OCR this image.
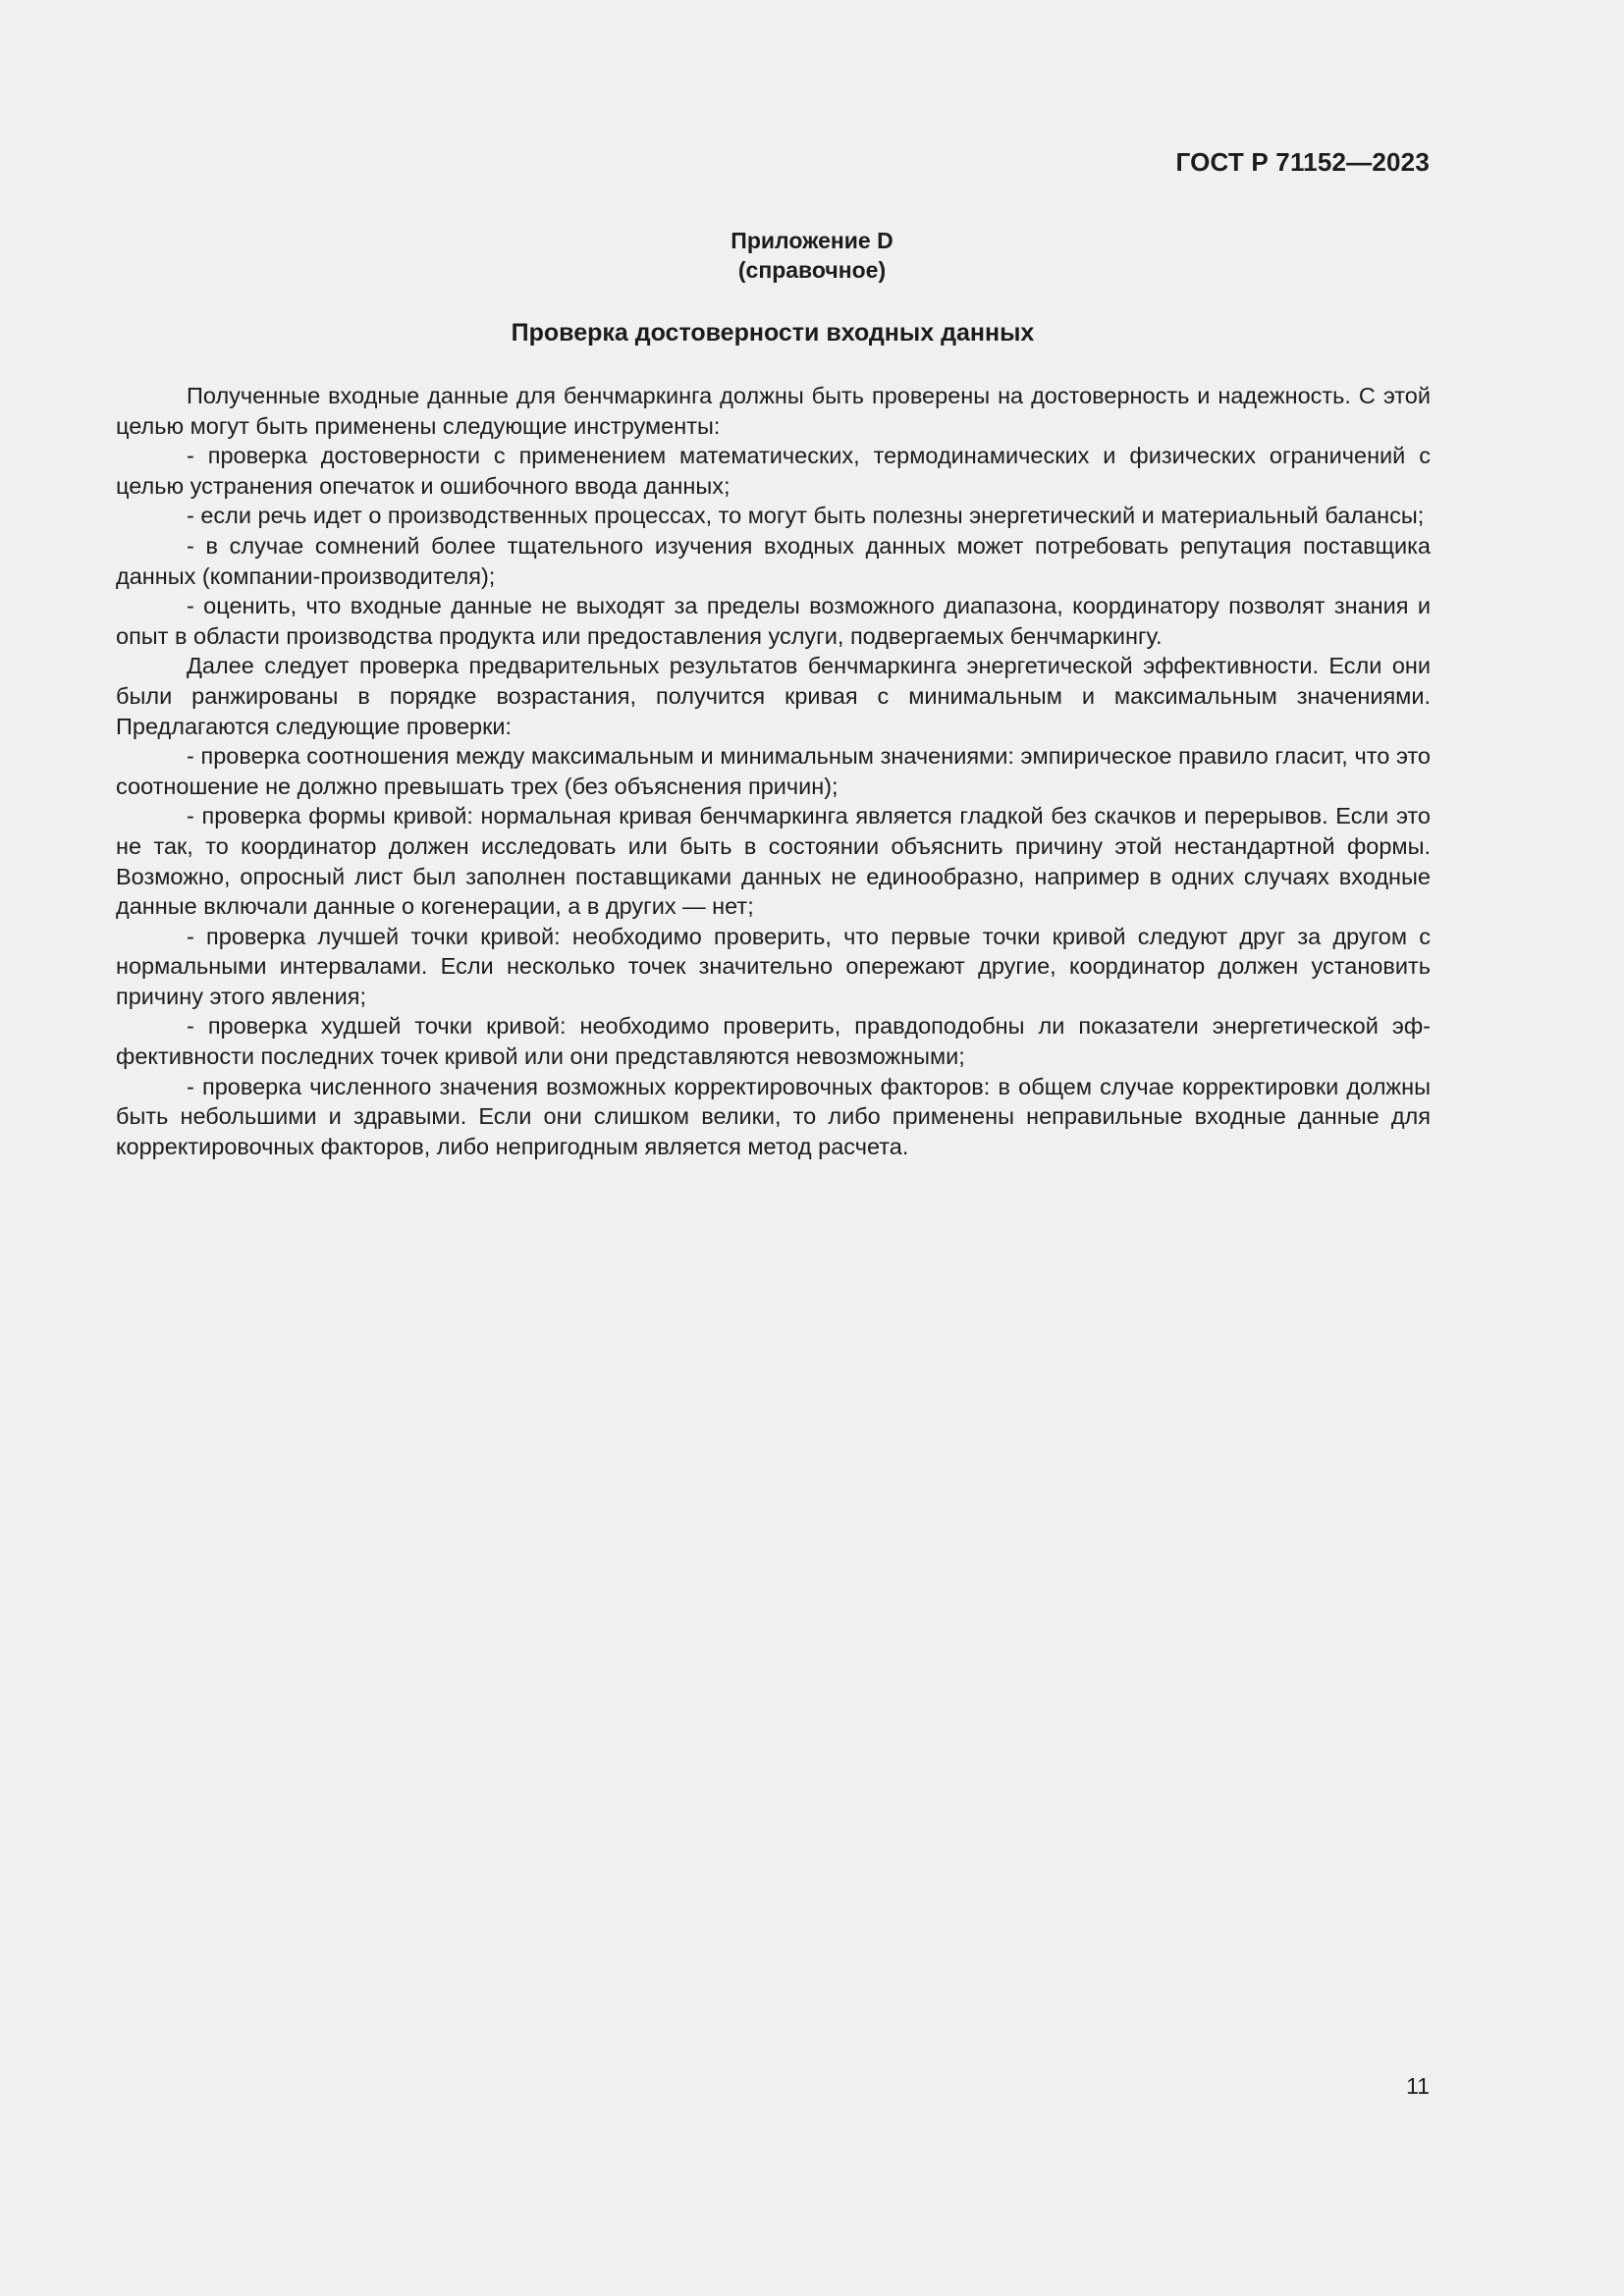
ГОСТ Р 71152—2023
Приложение D
(справочное)
Проверка достоверности входных данных

Полученные входные данные для бенчмаркинга должны быть проверены на достоверность и надежность. С этой целью могут быть применены следующие инструменты:

- проверка достоверности с применением математических, термодинамических и физических ограничений с целью устранения опечаток и ошибочного ввода данных;

- если речь идет о производственных процессах, то могут быть полезны энергетический и материальный балансы;

- в случае сомнений более тщательного изучения входных данных может потребовать репутация поставщика данных (компании-производителя);

- оценить, что входные данные не выходят за пределы возможного диапазона, координатору позволят знания и опыт в области производства продукта или предоставления услуги, подвергаемых бенчмаркингу.

Далее следует проверка предварительных результатов бенчмаркинга энергетической эффективности. Если они были ранжированы в порядке возрастания, получится кривая с минимальным и максимальным значениями. Предлагаются следующие проверки:

- проверка соотношения между максимальным и минимальным значениями: эмпирическое правило гласит, что это соотношение не должно превышать трех (без объяснения причин);

- проверка формы кривой: нормальная кривая бенчмаркинга является гладкой без скачков и перерывов. Если это не так, то координатор должен исследовать или быть в состоянии объяснить причину этой нестандартной формы. Возможно, опросный лист был заполнен поставщиками данных не единообразно, например в одних случаях входные данные включали данные о когенерации, а в других — нет;

- проверка лучшей точки кривой: необходимо проверить, что первые точки кривой следуют друг за другом с нормальными интервалами. Если несколько точек значительно опережают другие, координатор должен установить причину этого явления;

- проверка худшей точки кривой: необходимо проверить, правдоподобны ли показатели энергетической эффективности последних точек кривой или они представляются невозможными;

- проверка численного значения возможных корректировочных факторов: в общем случае корректировки должны быть небольшими и здравыми. Если они слишком велики, то либо применены неправильные входные данные для корректировочных факторов, либо непригодным является метод расчета.

11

● DIRECTIONS
Where a line of the material above holds the string "целью", copy that line.

● SOLUTION FOR THIS TASK
Полученные входные данные для бенчмаркинга должны быть проверены на достоверность и надежность. С этой целью могут быть применены следующие инструменты:
- проверка достоверности с применением математических, термодинамических и физических ограничений с целью устранения опечаток и ошибочного ввода данных;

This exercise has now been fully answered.